● Job
Identify each line below containing the string "Pushpendra" and copy it.

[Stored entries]

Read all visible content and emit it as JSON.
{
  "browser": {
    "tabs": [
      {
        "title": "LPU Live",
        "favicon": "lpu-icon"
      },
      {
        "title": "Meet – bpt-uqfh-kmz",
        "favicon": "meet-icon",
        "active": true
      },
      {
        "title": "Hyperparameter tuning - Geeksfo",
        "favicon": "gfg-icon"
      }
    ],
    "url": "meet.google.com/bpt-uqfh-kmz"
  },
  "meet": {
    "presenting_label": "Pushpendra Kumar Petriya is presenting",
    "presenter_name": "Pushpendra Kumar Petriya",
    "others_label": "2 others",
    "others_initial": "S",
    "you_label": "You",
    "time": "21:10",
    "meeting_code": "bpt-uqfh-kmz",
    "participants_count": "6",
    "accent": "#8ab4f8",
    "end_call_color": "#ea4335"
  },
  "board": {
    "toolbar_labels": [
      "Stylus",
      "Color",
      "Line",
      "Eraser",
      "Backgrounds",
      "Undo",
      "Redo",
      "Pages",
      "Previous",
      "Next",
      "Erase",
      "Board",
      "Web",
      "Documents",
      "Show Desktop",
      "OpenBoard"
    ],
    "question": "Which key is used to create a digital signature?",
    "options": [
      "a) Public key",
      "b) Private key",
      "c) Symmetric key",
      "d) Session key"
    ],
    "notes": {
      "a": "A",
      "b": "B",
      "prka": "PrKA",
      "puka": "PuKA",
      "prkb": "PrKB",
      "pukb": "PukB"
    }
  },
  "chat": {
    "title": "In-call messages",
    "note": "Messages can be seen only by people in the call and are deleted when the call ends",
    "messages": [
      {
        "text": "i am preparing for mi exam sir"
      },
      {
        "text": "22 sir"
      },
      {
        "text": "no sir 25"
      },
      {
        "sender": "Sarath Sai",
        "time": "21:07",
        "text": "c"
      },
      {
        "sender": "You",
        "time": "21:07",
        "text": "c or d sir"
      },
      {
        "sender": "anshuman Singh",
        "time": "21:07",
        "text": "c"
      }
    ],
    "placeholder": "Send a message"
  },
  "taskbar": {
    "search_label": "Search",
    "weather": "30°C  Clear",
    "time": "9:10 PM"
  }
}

● Full output
    "presenting_label": "Pushpendra Kumar Petriya is presenting",
    "presenter_name": "Pushpendra Kumar Petriya",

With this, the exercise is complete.